THE INPUT:
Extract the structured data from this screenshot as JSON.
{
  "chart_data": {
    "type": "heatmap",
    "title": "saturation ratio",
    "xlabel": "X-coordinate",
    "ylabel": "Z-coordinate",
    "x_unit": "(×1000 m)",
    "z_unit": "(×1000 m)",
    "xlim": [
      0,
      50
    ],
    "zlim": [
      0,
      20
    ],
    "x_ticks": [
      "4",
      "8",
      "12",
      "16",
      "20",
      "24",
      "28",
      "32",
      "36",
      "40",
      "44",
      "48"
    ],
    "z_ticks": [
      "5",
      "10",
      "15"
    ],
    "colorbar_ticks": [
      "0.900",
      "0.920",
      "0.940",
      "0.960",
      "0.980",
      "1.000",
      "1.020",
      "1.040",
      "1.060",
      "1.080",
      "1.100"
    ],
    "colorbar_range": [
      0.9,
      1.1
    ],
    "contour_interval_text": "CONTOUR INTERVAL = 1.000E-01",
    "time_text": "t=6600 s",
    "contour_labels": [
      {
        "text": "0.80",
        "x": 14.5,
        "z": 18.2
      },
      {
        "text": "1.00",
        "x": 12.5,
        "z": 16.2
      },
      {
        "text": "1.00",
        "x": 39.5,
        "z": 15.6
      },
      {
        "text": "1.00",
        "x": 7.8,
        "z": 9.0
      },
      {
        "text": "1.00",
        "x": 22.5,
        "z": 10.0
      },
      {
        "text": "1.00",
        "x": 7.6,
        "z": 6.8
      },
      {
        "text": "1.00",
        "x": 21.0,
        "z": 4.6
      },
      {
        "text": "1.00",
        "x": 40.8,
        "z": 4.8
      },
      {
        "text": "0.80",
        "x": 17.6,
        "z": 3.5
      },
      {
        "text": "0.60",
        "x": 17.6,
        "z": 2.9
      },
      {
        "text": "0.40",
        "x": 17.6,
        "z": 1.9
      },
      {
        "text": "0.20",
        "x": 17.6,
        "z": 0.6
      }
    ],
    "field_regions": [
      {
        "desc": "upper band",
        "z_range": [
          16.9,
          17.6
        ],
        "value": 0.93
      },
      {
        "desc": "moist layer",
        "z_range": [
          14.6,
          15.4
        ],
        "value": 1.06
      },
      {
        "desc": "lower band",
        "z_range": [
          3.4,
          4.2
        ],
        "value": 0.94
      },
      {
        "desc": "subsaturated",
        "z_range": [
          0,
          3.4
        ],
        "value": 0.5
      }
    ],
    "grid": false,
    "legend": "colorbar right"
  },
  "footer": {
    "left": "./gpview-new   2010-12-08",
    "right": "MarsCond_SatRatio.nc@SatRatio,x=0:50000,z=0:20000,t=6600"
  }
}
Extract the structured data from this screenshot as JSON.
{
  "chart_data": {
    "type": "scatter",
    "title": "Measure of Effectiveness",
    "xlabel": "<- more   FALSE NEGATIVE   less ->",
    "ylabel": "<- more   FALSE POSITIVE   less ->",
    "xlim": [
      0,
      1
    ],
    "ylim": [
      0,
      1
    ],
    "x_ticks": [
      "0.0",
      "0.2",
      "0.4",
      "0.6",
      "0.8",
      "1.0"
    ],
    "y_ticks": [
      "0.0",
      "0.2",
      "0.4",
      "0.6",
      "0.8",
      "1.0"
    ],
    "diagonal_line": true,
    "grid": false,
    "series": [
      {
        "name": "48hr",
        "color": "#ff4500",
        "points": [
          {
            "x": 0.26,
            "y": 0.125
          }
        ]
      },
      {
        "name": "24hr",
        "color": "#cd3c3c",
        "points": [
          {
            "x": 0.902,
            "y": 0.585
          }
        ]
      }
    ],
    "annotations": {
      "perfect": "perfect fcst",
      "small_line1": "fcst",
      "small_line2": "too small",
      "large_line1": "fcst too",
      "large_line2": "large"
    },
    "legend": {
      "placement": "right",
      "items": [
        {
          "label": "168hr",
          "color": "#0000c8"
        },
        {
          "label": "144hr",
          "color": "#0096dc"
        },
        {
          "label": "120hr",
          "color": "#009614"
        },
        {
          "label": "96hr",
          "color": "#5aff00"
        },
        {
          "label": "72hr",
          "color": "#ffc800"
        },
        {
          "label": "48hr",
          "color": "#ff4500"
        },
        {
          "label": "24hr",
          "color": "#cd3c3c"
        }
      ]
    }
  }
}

THE REQUEST:
Every line above needs to be retyped exactly.

IN RESPONSE:
Extract the structured data from this screenshot as JSON.
{
  "chart_data": {
    "type": "heatmap",
    "title": "saturation ratio",
    "xlabel": "X-coordinate",
    "ylabel": "Z-coordinate",
    "x_unit": "(×1000 m)",
    "z_unit": "(×1000 m)",
    "xlim": [
      0,
      50
    ],
    "zlim": [
      0,
      20
    ],
    "x_ticks": [
      "4",
      "8",
      "12",
      "16",
      "20",
      "24",
      "28",
      "32",
      "36",
      "40",
      "44",
      "48"
    ],
    "z_ticks": [
      "5",
      "10",
      "15"
    ],
    "colorbar_ticks": [
      "0.900",
      "0.920",
      "0.940",
      "0.960",
      "0.980",
      "1.000",
      "1.020",
      "1.040",
      "1.060",
      "1.080",
      "1.100"
    ],
    "colorbar_range": [
      0.9,
      1.1
    ],
    "contour_interval_text": "CONTOUR INTERVAL = 1.000E-01",
    "time_text": "t=6600 s",
    "contour_labels": [
      {
        "text": "0.80",
        "x": 14.5,
        "z": 18.2
      },
      {
        "text": "1.00",
        "x": 12.5,
        "z": 16.2
      },
      {
        "text": "1.00",
        "x": 39.5,
        "z": 15.6
      },
      {
        "text": "1.00",
        "x": 7.8,
        "z": 9.0
      },
      {
        "text": "1.00",
        "x": 22.5,
        "z": 10.0
      },
      {
        "text": "1.00",
        "x": 7.6,
        "z": 6.8
      },
      {
        "text": "1.00",
        "x": 21.0,
        "z": 4.6
      },
      {
        "text": "1.00",
        "x": 40.8,
        "z": 4.8
      },
      {
        "text": "0.80",
        "x": 17.6,
        "z": 3.5
      },
      {
        "text": "0.60",
        "x": 17.6,
        "z": 2.9
      },
      {
        "text": "0.40",
        "x": 17.6,
        "z": 1.9
      },
      {
        "text": "0.20",
        "x": 17.6,
        "z": 0.6
      }
    ],
    "field_regions": [
      {
        "desc": "upper band",
        "z_range": [
          16.9,
          17.6
        ],
        "value": 0.93
      },
      {
        "desc": "moist layer",
        "z_range": [
          14.6,
          15.4
        ],
        "value": 1.06
      },
      {
        "desc": "lower band",
        "z_range": [
          3.4,
          4.2
        ],
        "value": 0.94
      },
      {
        "desc": "subsaturated",
        "z_range": [
          0,
          3.4
        ],
        "value": 0.5
      }
    ],
    "grid": false,
    "legend": "colorbar right"
  },
  "footer": {
    "left": "./gpview-new   2010-12-08",
    "right": "MarsCond_SatRatio.nc@SatRatio,x=0:50000,z=0:20000,t=6600"
  }
}
Extract the structured data from this screenshot as JSON.
{
  "chart_data": {
    "type": "scatter",
    "title": "Measure of Effectiveness",
    "xlabel": "<- more   FALSE NEGATIVE   less ->",
    "ylabel": "<- more   FALSE POSITIVE   less ->",
    "xlim": [
      0,
      1
    ],
    "ylim": [
      0,
      1
    ],
    "x_ticks": [
      "0.0",
      "0.2",
      "0.4",
      "0.6",
      "0.8",
      "1.0"
    ],
    "y_ticks": [
      "0.0",
      "0.2",
      "0.4",
      "0.6",
      "0.8",
      "1.0"
    ],
    "diagonal_line": true,
    "grid": false,
    "series": [
      {
        "name": "48hr",
        "color": "#ff4500",
        "points": [
          {
            "x": 0.26,
            "y": 0.125
          }
        ]
      },
      {
        "name": "24hr",
        "color": "#cd3c3c",
        "points": [
          {
            "x": 0.902,
            "y": 0.585
          }
        ]
      }
    ],
    "annotations": {
      "perfect": "perfect fcst",
      "small_line1": "fcst",
      "small_line2": "too small",
      "large_line1": "fcst too",
      "large_line2": "large"
    },
    "legend": {
      "placement": "right",
      "items": [
        {
          "label": "168hr",
          "color": "#0000c8"
        },
        {
          "label": "144hr",
          "color": "#0096dc"
        },
        {
          "label": "120hr",
          "color": "#009614"
        },
        {
          "label": "96hr",
          "color": "#5aff00"
        },
        {
          "label": "72hr",
          "color": "#ffc800"
        },
        {
          "label": "48hr",
          "color": "#ff4500"
        },
        {
          "label": "24hr",
          "color": "#cd3c3c"
        }
      ]
    }
  }
}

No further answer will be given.